Wu Qi (吳起 (吴起, Wú Qǐ, Wu Ch'i), 440–381 BC) was a Warring States period Chinese military general and Prime Minister of the Chu state.

==Biography==
Wu Qi was born in the state of Wei (魏). He first sought military office in the state of Lu. To soothe any doubts the Duke of Wei at the time had, he would kill his wife, who was from Wei. Later, some officials would slander him with false statements about him; in response, he had them killed or flee to Wey (衛) (not to be confused with Wei), where he would offer services to the Marquis. He was appointed as Protector of the West River.

Wu Qi would then leave the position. He would be appointed by King Dao of Chu in 384 BC as Prime Minister of the State of Chu. He would lead to the reorganization and modernization of the state administration, which would earn him many enemies. Wu Qi was executed in 381 BC.

==Wei Liaozi==
According to the Wei Liaozi, a treatise on military matters dating from the late 4th or early 3rd century BC, the general Wu Qi was once offered a sword by his subordinates on the eve of battle. However Wu Qi refused to accept the weapon on the basis that banners and drums, the tools to lead and command, were the only instruments a general required. In his words, "to command the troops and direct their blades, this is the role of a commander. To wield a single sword is not his role."

◆ **WHAT TO WORK ON**
1. List each distinct year that the text about Wu Qi gives, in the order it first appears.
2. Go on writing the text about Wu Qi from the end of his quoted words about a commander's role.
You can leave out the records entirely.

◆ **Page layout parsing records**
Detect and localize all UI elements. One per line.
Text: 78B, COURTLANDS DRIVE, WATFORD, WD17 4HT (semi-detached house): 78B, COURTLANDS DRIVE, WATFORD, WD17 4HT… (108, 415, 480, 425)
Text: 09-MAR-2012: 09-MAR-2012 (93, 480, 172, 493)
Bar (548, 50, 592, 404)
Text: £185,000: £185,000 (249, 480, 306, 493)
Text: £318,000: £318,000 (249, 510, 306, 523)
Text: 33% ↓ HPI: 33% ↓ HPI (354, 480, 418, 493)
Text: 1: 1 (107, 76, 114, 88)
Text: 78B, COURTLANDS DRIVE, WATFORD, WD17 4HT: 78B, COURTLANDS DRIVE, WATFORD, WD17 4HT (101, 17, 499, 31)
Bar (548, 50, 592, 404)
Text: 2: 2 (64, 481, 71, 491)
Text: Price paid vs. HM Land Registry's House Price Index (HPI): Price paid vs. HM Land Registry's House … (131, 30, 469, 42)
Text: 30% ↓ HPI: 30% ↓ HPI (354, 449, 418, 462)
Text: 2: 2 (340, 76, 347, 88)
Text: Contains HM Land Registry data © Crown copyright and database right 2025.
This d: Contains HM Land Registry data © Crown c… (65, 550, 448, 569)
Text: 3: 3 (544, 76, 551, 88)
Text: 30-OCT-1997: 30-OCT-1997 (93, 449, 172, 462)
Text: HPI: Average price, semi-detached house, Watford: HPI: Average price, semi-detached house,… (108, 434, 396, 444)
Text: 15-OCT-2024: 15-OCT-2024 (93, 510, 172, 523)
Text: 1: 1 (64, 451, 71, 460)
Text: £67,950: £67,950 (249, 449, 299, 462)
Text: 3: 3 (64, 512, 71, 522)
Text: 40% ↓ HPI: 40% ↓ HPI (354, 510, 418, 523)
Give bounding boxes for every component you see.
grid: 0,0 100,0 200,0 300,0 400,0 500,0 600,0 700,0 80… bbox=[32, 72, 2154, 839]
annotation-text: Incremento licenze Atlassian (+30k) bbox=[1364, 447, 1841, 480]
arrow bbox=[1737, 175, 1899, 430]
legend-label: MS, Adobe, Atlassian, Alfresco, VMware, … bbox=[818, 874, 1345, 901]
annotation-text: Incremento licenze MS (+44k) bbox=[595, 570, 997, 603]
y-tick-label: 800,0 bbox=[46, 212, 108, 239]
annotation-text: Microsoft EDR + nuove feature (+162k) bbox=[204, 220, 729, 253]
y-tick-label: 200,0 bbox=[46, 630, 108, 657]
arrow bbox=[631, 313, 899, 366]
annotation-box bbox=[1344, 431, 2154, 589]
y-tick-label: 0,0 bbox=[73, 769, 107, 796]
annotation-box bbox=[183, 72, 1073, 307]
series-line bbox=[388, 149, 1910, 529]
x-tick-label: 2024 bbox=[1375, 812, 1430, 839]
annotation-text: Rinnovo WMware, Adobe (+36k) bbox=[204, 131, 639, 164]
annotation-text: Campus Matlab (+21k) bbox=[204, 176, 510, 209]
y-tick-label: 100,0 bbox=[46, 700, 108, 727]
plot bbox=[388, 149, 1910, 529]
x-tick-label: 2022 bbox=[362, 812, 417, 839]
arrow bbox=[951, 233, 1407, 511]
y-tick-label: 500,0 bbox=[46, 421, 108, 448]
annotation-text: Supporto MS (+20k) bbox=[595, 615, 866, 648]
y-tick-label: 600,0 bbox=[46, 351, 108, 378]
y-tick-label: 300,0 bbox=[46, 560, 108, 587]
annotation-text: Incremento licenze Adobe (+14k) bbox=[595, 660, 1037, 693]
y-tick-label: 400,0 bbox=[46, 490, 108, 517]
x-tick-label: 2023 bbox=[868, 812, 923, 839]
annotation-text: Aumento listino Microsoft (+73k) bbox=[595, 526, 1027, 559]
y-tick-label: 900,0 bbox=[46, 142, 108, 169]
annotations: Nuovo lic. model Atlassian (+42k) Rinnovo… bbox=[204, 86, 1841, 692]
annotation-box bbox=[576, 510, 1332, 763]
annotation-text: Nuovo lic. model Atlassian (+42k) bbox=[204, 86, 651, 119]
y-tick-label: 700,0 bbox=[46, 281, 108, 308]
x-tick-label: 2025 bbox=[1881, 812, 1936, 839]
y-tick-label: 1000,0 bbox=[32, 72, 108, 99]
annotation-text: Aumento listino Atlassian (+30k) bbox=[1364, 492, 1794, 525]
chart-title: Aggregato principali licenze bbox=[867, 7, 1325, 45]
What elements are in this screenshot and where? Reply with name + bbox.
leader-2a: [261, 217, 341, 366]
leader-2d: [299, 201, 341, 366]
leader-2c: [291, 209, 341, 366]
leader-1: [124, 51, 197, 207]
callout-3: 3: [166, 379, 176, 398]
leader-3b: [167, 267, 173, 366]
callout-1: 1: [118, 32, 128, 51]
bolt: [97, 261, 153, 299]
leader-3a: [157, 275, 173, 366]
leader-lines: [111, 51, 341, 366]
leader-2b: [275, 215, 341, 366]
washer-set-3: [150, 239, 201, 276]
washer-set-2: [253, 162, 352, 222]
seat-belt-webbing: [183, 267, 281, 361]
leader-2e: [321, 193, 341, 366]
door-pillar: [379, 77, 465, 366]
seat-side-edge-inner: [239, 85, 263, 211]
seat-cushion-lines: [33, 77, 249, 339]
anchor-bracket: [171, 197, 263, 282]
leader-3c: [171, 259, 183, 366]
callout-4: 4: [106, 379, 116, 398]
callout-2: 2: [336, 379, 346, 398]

◆ **ANSWERS FOR EACH ITEM**
1. 440 BC, 381 BC, 384 BC

2.
The point here is to highlight the idea that the general was the brain of the army, whereas the soldiers were to behave as the limbs. Heroic individual actions were disincentivized in preference to complete obedience and perfect coordination as a unit, a concept which the Wei Liaozi elucidates upon in another parable concerning Wu Qi: Prior to the beginning of a battle, one of Wu's soldiers broke from his ranks in his enthusiasm and charged the enemy line, slaying two men, and trotted back to his former position along with their heads as trophies. Wu immediately ordered the man to be put to death. When his officers protested that he was a fine warrior, Wu Qi answered, "He is indeed a fine warrior, but he disobeyed my orders." As with Sun Tzu and his Art of War, Wu Qi emphasized discipline and obedience before bravery as the most important traits in soldiery.

== Popular culture ==

He and Sun Zi are often mentioned in the same sentence (Sun-Wu, 孙吴) as great military strategists of similar if not equal importance.

His military treatise, the Wuzi, is included as one of the Seven Military Classics. It is said there were two books on the art of war by Wu Qi, but one was lost, hence leaving the Wuzi as the only existing book carrying Wu Qi's military thoughts.

Wu Qi is one of the 32 historical figures who appear as special characters in the video game series Romance of the Three Kingdoms (video game) by Koei.